AIM OF THE EXERCISE: Show all lines holding "essentielle".

Data entries:
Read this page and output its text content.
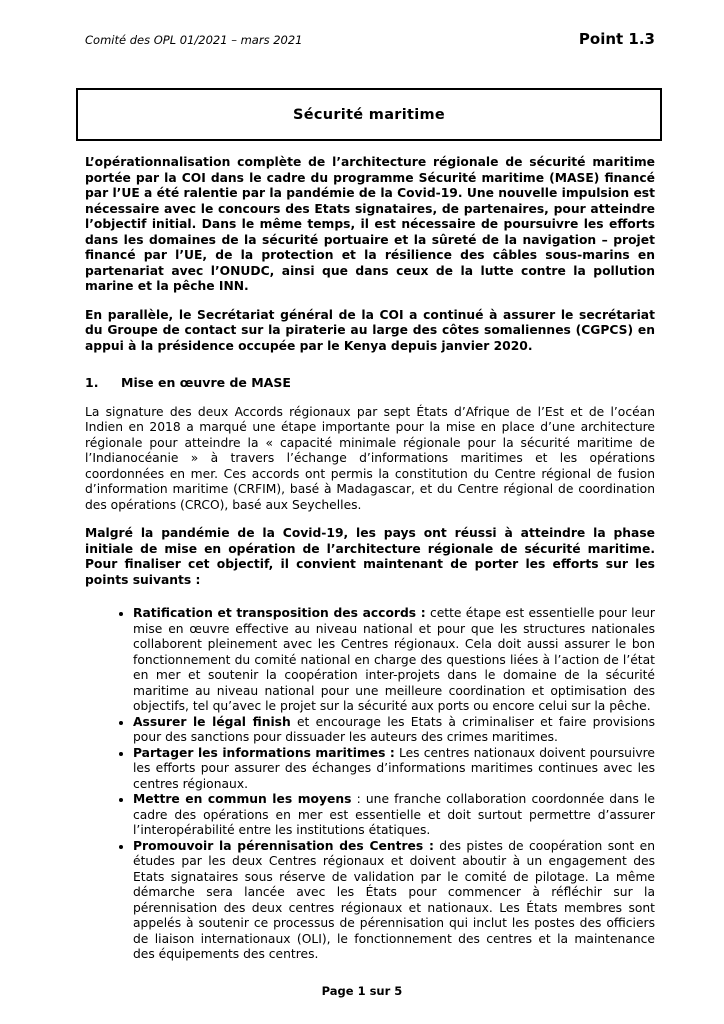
Comité des OPL 01/2021 – mars 2021	Point 1.3
Sécurité maritime

L’opérationnalisation complète de l’architecture régionale de sécurité maritime portée par la COI dans le cadre du programme Sécurité maritime (MASE) financé par l’UE a été ralentie par la pandémie de la Covid-19. Une nouvelle impulsion est nécessaire avec le concours des Etats signataires, de partenaires, pour atteindre l’objectif initial. Dans le même temps, il est nécessaire de poursuivre les efforts dans les domaines de la sécurité portuaire et la sûreté de la navigation – projet financé par l’UE, de la protection et la résilience des câbles sous-marins en partenariat avec l’ONUDC, ainsi que dans ceux de la lutte contre la pollution marine et la pêche INN.

En parallèle, le Secrétariat général de la COI a continué à assurer le secrétariat du Groupe de contact sur la piraterie au large des côtes somaliennes (CGPCS) en appui à la présidence occupée par le Kenya depuis janvier 2020.

1. Mise en œuvre de MASE

La signature des deux Accords régionaux par sept États d’Afrique de l’Est et de l’océan Indien en 2018 a marqué une étape importante pour la mise en place d’une architecture régionale pour atteindre la « capacité minimale régionale pour la sécurité maritime de l’Indianocéanie » à travers l’échange d’informations maritimes et les opérations coordonnées en mer. Ces accords ont permis la constitution du Centre régional de fusion d’information maritime (CRFIM), basé à Madagascar, et du Centre régional de coordination des opérations (CRCO), basé aux Seychelles.

Malgré la pandémie de la Covid-19, les pays ont réussi à atteindre la phase initiale de mise en opération de l’architecture régionale de sécurité maritime. Pour finaliser cet objectif, il convient maintenant de porter les efforts sur les points suivants :

• Ratification et transposition des accords : cette étape est essentielle pour leur mise en œuvre effective au niveau national et pour que les structures nationales collaborent pleinement avec les Centres régionaux. Cela doit aussi assurer le bon fonctionnement du comité national en charge des questions liées à l’action de l’état en mer et soutenir la coopération inter-projets dans le domaine de la sécurité maritime au niveau national pour une meilleure coordination et optimisation des objectifs, tel qu’avec le projet sur la sécurité aux ports ou encore celui sur la pêche.
• Assurer le légal finish et encourage les Etats à criminaliser et faire provisions pour des sanctions pour dissuader les auteurs des crimes maritimes.
• Partager les informations maritimes : Les centres nationaux doivent poursuivre les efforts pour assurer des échanges d’informations maritimes continues avec les centres régionaux.
• Mettre en commun les moyens : une franche collaboration coordonnée dans le cadre des opérations en mer est essentielle et doit surtout permettre d’assurer l’interopérabilité entre les institutions étatiques.
• Promouvoir la pérennisation des Centres : des pistes de coopération sont en études par les deux Centres régionaux et doivent aboutir à un engagement des Etats signataires sous réserve de validation par le comité de pilotage. La même démarche sera lancée avec les États pour commencer à réfléchir sur la pérennisation des deux centres régionaux et nationaux. Les États membres sont appelés à soutenir ce processus de pérennisation qui inclut les postes des officiers de liaison internationaux (OLI), le fonctionnement des centres et la maintenance des équipements des centres.
Page 1 sur 5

OUTPUT FOR THIS EXERCISE:
• Ratification et transposition des accords : cette étape est essentielle pour leur mise en œuvre effective au niveau national et pour que les structures nationales collaborent pleinement avec les Centres régionaux. Cela doit aussi assurer le bon fonctionnement du comité national en charge des questions liées à l’action de l’état en mer et soutenir la coopération inter-projets dans le domaine de la sécurité maritime au niveau national pour une meilleure coordination et optimisation des objectifs, tel qu’avec le projet sur la sécurité aux ports ou encore celui sur la pêche.
• Mettre en commun les moyens : une franche collaboration coordonnée dans le cadre des opérations en mer est essentielle et doit surtout permettre d’assurer l’interopérabilité entre les institutions étatiques.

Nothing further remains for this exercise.